**Request:** Spot every line with the word "this" and return it.

**Information supplied:**
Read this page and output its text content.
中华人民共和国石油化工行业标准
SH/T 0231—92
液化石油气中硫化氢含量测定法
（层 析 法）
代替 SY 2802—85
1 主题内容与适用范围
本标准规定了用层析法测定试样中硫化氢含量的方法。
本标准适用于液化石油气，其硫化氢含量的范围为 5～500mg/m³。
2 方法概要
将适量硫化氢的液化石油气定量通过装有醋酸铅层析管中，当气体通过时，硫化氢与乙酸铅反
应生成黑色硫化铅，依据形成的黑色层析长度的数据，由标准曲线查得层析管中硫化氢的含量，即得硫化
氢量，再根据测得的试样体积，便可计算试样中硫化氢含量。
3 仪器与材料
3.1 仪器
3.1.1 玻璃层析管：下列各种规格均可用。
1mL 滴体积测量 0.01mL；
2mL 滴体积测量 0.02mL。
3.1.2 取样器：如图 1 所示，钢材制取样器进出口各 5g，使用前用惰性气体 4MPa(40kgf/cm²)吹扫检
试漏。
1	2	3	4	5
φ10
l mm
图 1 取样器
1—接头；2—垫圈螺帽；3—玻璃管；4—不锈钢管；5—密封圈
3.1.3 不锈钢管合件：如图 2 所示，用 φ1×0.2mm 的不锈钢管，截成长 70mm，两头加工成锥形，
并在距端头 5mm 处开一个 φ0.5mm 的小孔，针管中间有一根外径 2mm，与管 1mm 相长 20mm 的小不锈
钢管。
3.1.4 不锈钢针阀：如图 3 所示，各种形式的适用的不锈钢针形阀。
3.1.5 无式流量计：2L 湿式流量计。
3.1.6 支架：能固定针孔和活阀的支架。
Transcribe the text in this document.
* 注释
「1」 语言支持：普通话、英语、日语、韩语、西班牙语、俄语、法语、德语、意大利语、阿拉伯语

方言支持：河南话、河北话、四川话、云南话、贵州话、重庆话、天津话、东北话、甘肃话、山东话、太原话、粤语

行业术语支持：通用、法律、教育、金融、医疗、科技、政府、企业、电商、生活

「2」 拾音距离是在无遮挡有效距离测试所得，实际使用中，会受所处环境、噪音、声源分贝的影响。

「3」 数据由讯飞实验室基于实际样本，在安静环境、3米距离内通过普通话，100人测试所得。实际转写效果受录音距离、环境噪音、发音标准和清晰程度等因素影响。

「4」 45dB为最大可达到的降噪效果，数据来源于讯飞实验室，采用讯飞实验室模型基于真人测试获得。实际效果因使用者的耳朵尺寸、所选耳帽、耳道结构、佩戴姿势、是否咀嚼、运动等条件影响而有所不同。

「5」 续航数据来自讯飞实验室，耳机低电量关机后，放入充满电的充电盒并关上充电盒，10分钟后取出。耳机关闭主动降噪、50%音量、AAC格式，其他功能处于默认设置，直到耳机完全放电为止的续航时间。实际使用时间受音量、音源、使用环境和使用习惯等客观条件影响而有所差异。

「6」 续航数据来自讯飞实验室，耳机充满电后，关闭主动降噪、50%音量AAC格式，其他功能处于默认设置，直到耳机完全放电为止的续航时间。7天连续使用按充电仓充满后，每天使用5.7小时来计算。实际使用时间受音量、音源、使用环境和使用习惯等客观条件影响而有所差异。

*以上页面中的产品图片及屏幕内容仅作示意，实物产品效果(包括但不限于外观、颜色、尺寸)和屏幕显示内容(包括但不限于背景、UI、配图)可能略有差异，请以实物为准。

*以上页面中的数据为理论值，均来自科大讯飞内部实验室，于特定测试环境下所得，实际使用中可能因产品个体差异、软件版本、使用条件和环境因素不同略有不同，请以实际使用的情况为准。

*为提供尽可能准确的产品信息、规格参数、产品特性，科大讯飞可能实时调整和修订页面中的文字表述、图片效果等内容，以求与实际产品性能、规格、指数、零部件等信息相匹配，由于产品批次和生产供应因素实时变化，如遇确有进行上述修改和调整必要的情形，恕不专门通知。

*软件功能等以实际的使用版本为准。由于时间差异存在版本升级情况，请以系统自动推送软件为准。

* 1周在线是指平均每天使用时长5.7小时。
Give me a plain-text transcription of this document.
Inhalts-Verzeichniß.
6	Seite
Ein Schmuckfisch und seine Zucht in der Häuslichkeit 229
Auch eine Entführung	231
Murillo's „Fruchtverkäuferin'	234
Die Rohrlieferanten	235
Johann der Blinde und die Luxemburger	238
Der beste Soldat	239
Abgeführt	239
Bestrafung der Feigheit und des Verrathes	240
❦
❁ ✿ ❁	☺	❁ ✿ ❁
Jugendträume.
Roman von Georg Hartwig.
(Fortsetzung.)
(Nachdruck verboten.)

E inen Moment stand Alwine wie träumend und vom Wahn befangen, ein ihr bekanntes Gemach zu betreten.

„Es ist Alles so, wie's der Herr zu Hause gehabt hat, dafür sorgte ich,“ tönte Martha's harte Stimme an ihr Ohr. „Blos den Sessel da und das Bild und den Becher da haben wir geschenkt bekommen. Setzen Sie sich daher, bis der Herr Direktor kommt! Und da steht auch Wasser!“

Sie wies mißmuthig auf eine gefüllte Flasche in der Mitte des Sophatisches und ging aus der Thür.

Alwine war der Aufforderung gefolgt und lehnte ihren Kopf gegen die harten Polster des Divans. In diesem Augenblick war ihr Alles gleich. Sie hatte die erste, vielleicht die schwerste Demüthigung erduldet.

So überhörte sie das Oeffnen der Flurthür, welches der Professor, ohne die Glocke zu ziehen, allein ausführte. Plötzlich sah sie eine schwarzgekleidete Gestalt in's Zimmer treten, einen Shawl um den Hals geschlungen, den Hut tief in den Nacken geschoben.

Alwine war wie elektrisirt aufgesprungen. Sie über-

**Task solution:**
Read this page and output its text content.
Transcribe the text in this document.
Give me a plain-text transcription of this document.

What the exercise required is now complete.